> _Отрывок для чтения_:
******

Каждое утро под нашим окном на скамеечке сидел чахоточный парень с нашего двора. Жил он с матерью и сестрой в полуподвале, окно во двор-колодец. Мать его была не краше: мумия — тощая и обугленная. А парень — красивый, несмотря на невероятную худобу. Бледный, дышал прерывисто, губы запекшиеся, кашлял. 19 лет ему. Особенно плох он был этой весной. Огромные черные глаза с лихорадочным блеском, и смертельная печаль в них. Он знал, как зовут меня, я знала, что его зовут Сашей. Больше ничего друг о друге не знали. Но когда я открывала свое окно и здоровалась с ним, он был рад; когда проходила мимо, он задерживал меня каким-нибудь вопросом, рассматривал внимательно и кашлял в платок. Мне было жаль его, я была с ним вежлива и приветлива. Я чувствовала неловкость, стыд за свое здоровье и силу. Понимала, что ему скучно (мать и сестра на работе).

Однажды попросил посидеть рядом с ним. Откашлявшись, сказал: “Я ведь сегодня последний раз вижу небо и вас... Какая тоска... Не удивляйтесь, не бойтесь умирающего... Я должен признаться — вы мне давно очень нравитесь... Если бы не вы, я давно не смог бы добредать до этой скамеечки... Но похоже, что завтра я не смогу... и больше всего печалюсь, что вас не увижу...”

Это было неожиданно и страшно. В этом году я запоем читала Достоевского... Невооруженным глазом была видна обреченность этого человека. Он умрет. Так и жильцы говорили еще прошлой весной, и мать его как-то плакалась Степану Ивановичу о близкой смерти сына.

Как все во мне воспротивилось этой несправедливости! А я ведь буду жить, каждое утро проходить мимо скамеечки, где он уже сидеть не будет. Я поверила, он убедил меня, что днями умрет, но лепетала о лете, о выздоровлении, обещала прогулки с ним в Таврическом саду. Он взял мою руку, благодарил за доброту, а рука у него исхудавшая, сухая и горячая ладонь — он желал мне счастливой жизни.

Я лихорадочно думала, что бы такое приятное сделать для него. И вдруг подумалось: если я, здоровая и сильная, поцелую его, чахоточного, в запекшиеся губы, он воспрянет и начнет поправляться... И поцеловала! Он с ужасом отпрянул:

— Что вы делаете! Я заразный... последняя стадия чахотки! А вы такая молодая и красивая! Меня не спасти!

В его глазах печаль и радость, смятение — глядеть в эти глаза невозможно. Как он мой поступок расценил — не знаю...

— До свидания, Саша! Завтра в это же время на этом месте! А сейчас я бегу на занятия.

— Спасибо! Прощайте! Чудес не бывает! Говорят, что чахоточные влюбчивы... Завидую тому здоровому, которого вы будете любить...

******

> _Данные_:
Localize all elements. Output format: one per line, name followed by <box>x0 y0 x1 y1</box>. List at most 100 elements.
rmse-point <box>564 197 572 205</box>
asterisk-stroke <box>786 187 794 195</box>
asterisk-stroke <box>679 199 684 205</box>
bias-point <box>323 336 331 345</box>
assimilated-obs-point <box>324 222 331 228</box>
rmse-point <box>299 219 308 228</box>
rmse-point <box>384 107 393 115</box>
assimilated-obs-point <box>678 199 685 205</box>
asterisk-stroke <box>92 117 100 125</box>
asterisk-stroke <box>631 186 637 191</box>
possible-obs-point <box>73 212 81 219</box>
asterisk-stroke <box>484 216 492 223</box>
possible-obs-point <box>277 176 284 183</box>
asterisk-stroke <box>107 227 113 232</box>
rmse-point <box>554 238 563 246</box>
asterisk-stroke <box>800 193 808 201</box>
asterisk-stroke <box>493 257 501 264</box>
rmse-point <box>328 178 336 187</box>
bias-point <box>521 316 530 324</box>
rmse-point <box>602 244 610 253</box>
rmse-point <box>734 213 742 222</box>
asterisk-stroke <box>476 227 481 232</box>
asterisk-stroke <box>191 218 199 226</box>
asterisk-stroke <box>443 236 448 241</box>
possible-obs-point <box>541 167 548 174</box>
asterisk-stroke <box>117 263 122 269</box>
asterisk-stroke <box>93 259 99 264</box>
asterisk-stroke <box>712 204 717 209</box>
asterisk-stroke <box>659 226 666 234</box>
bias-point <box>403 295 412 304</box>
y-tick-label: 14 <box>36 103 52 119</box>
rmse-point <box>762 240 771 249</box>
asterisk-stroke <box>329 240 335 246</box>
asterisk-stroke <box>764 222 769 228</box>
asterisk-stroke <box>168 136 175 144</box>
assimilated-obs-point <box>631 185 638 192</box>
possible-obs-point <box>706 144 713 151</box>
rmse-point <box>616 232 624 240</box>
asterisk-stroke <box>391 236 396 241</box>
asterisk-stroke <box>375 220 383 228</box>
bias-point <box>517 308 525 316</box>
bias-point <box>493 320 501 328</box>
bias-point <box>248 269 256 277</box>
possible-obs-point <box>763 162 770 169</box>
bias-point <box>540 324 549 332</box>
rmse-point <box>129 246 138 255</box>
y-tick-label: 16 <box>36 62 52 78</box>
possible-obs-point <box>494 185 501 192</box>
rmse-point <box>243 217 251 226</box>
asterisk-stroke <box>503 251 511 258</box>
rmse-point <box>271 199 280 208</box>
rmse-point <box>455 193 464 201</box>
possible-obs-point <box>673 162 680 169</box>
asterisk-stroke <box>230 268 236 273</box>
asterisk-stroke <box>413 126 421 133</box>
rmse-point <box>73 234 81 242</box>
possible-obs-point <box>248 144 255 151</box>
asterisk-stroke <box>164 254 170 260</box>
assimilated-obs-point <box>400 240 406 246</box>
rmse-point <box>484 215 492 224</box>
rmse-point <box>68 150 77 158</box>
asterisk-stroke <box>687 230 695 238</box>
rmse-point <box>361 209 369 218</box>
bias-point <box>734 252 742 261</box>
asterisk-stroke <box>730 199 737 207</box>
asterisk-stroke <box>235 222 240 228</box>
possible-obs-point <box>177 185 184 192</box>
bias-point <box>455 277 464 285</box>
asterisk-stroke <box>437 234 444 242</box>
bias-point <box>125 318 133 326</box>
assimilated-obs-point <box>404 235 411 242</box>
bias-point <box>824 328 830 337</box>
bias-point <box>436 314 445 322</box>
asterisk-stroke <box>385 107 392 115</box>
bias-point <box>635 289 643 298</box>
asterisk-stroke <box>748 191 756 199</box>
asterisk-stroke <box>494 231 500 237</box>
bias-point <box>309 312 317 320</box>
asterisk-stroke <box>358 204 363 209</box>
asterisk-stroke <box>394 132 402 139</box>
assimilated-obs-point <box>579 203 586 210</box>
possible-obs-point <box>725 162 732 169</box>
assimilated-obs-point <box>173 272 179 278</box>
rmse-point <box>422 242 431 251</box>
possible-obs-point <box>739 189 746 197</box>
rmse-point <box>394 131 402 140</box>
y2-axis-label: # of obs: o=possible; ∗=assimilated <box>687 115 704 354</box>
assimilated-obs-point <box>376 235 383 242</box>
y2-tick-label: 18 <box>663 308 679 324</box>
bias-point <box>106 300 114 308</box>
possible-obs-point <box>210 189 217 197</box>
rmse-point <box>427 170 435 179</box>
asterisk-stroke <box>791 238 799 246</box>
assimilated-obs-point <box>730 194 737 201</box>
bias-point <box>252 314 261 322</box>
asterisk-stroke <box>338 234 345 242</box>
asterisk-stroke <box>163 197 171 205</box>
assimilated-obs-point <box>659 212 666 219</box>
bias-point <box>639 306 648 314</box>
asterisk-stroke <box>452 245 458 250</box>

******

> _Задание_:
Продолжите отрывок о больном чахоткой соседе Саше, начав сразу после его последней реплики. Записи — самостоятельный материал, с отрывком они не связаны.

> _Результат_:
На следующее утро скамеечка пустовала. Через два дня его не стало. Я участвовала в похоронах... Тоска, печаль, будто опять я чего-то не сделала, чтобы спасти и этого Сашу от смерти, и Сашу Смирнова от попытки самоубийства...

На следующий день выпросила у Сережи Богданова разрешение идти с ним к Саше Смирнову.

Он опять на костылях — протез переделывают (какое-то неудобство в нем). Слегка ироничная улыбка, но вскоре лицо прояснилось. Пророчески вещал, что будет война, и добавил: “Жалею, что смалодушничал под Новый год... представилась бы возможность умереть на войне, на фронте... Но война будет такая, что и в тылу трудно будет уцелеть... А может быть, еще успею побыть архивариусом?..”

Когда я оказалась на фронте с дистрофией и экссудативным плевритом на грани tbc, меня два врача спрашивали, не была ли в контакте с туберкулезным больным. Я вспомнила Сашу из нашего дома, но ответила отрицательно. В то красивое утро порадовала я умирающего или сделала его уход еще более мучительным? Но была уверена: не мог он передать через мой возвышенный, христианский поцелуй такие прозаические штуки, как палочка Коха.

Мои легкие заболели от голода и холода в блокадном Ленинграде. Даже если это был не экссудативный плеврит, а туберкулез — это не от поцелуя!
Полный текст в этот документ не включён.